• **The input**:
┄┄┄┄┄┄┄┄┄┄┄┄┄┄┄┄┄┄┄┄

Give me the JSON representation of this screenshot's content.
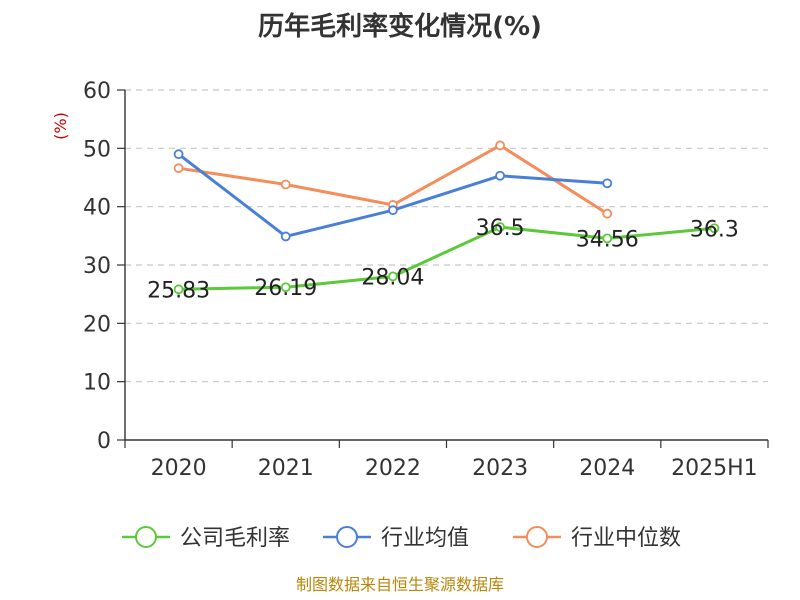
{
  "title": "历年毛利率变化情况(%)",
  "source": "制图数据来自恒生聚源数据库",
  "chart_data": {
    "type": "line",
    "title": "历年毛利率变化情况(%)",
    "ylabel": "(%)",
    "xlabel": "",
    "categories": [
      "2020",
      "2021",
      "2022",
      "2023",
      "2024",
      "2025H1"
    ],
    "ylim": [
      0,
      60
    ],
    "yticks": [
      "0",
      "10",
      "20",
      "30",
      "40",
      "50",
      "60"
    ],
    "grid": true,
    "legend_position": "bottom",
    "series": [
      {
        "name": "公司毛利率",
        "color": "#5cc93a",
        "values": [
          25.83,
          26.19,
          28.04,
          36.5,
          34.56,
          36.3
        ],
        "labels": [
          "25.83",
          "26.19",
          "28.04",
          "36.5",
          "34.56",
          "36.3"
        ]
      },
      {
        "name": "行业均值",
        "color": "#4a7fd9",
        "values": [
          49.0,
          34.9,
          39.4,
          45.3,
          44.0,
          null
        ]
      },
      {
        "name": "行业中位数",
        "color": "#f58d5a",
        "values": [
          46.6,
          43.8,
          40.3,
          50.5,
          38.8,
          null
        ]
      }
    ]
  }
}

┄┄┄┄┄┄┄┄┄┄┄┄┄┄┄┄┄┄┄┄

• **Stated exercise**:
Transcribe each line above verbatim, with the pictures left out.

• **Full output**:
Give me the JSON representation of this screenshot's content.
{
  "title": "历年毛利率变化情况(%)",
  "source": "制图数据来自恒生聚源数据库",
  "chart_data": {
    "type": "line",
    "title": "历年毛利率变化情况(%)",
    "ylabel": "(%)",
    "xlabel": "",
    "categories": [
      "2020",
      "2021",
      "2022",
      "2023",
      "2024",
      "2025H1"
    ],
    "ylim": [
      0,
      60
    ],
    "yticks": [
      "0",
      "10",
      "20",
      "30",
      "40",
      "50",
      "60"
    ],
    "grid": true,
    "legend_position": "bottom",
    "series": [
      {
        "name": "公司毛利率",
        "color": "#5cc93a",
        "values": [
          25.83,
          26.19,
          28.04,
          36.5,
          34.56,
          36.3
        ],
        "labels": [
          "25.83",
          "26.19",
          "28.04",
          "36.5",
          "34.56",
          "36.3"
        ]
      },
      {
        "name": "行业均值",
        "color": "#4a7fd9",
        "values": [
          49.0,
          34.9,
          39.4,
          45.3,
          44.0,
          null
        ]
      },
      {
        "name": "行业中位数",
        "color": "#f58d5a",
        "values": [
          46.6,
          43.8,
          40.3,
          50.5,
          38.8,
          null
        ]
      }
    ]
  }
}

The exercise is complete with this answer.